He’s looking at what else the Chamber can do, such as expanding the site to include other types of businesses, but he notes that is “an order of magnitude more difficult.”
“But we’re looking at that, and I’m waiting to hear from other people,” he says. “It’s such a tough time for everyone.”
Ben Sommer, an economic development specialist with the Somerville Office of Strategic Planning and Community Development, is the city’s point person on the project.
“We are looking at every idea we can to help our restaurants stay in business and keep employees on their payroll,” says Sommer. “What we want to do is keep them generating cash through online ordering and takeout, that’s really the main purpose.”
He says the city is pleased with the initial response: The first week’s analytics from the site show more than 1,600 unique visitors. And working in conjunction with Corey Caplette, chief technology officer of Velir and volunteer webmaster for the site, they are already adding functionality.
“We recently added a map feature, and we’re also adding some health information for both customers and business owners,” Sommer says.
Now that the city knows what businesses qualify as “essential” under the state’s emergency orders, the city is looking into ways to expand Somerville Delivers.

Listed entries –
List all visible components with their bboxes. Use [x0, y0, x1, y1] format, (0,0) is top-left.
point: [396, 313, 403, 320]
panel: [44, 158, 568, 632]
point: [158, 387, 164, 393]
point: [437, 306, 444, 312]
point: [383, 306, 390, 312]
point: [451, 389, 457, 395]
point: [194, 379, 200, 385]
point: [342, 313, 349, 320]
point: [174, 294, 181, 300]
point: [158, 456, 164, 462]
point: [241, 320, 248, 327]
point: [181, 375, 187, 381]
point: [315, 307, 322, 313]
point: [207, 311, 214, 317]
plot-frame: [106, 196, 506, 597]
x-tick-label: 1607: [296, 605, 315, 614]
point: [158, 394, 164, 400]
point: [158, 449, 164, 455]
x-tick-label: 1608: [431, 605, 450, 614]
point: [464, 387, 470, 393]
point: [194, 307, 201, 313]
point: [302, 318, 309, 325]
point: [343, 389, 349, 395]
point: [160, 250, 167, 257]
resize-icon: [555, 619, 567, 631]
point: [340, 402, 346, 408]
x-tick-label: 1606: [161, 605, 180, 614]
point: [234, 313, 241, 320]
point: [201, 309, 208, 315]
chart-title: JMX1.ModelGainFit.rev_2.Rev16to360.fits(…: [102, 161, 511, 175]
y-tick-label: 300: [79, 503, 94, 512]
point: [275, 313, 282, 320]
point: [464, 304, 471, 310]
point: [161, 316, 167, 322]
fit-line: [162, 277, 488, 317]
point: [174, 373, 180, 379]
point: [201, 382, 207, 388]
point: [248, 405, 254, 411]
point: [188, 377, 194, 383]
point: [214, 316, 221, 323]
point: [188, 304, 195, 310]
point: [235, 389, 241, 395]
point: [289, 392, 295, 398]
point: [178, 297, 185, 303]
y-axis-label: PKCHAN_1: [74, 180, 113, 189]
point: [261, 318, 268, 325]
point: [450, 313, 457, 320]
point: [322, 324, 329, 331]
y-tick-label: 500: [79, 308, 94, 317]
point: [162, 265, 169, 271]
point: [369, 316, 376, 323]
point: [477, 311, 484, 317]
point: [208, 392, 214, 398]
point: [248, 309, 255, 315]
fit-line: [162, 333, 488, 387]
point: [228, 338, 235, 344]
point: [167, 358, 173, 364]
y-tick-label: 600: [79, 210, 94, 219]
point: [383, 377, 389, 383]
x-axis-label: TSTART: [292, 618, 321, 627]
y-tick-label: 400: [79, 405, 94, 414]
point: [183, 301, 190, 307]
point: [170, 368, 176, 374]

Task instructions –
Extend the passage about the Somerville Delivers site, picking up after its final sentence. These items are drawn from a separate source.

Answer for this exercise –
“Right now we wanted to make sure it was up and running and doing well for restaurants before expanding to other businesses,” he says. Many retail establishments are closed, many businesses where people would gather to take classes are closed—there are a lot of opportunities for those businesses to offer something, whether it’s online classes or e-commerce.
“So every day we’re trying to add some details as it goes along,” says Sommer.
Not only are the neighborhood groups connecting their member restaurants with Somerville Delivers, they are also plugging member businesses that are open during the pandemic on their own home pages. East Somerville Main Streets has a page keeping tabs on whether member restaurants are open or have temporarily closed, and which are offering delivery or takeout, as well as regularly updated information on government action, and resources for business owners and employees.
Union Square Main Streets has converted its home page to a listing of which businesses are still open, including a link for local businesses to get added to the list. And Eshleman says the group is also in the process of converting their calendar of events to listing of virtual events.
“We are preparing to pivot so any business that’s planning, say, an online meal-preparation event, we will share it,” she says.
The Somerville Delivers initiative is primarily a shared resource for all city restaurants; taking orders and delivering is actually handled by the restaurants themselves, either via staff or through services like GrubHub and DoorDash.
And, of course, that still means someone has to go out and fix the food or bring it to your door. Both Eshleman and Atwood say they are providing their member businesses with up-to-date recommendations from the Centers for Disease Control and Prevention and other agencies in regards to safe food prep and avoiding exposure.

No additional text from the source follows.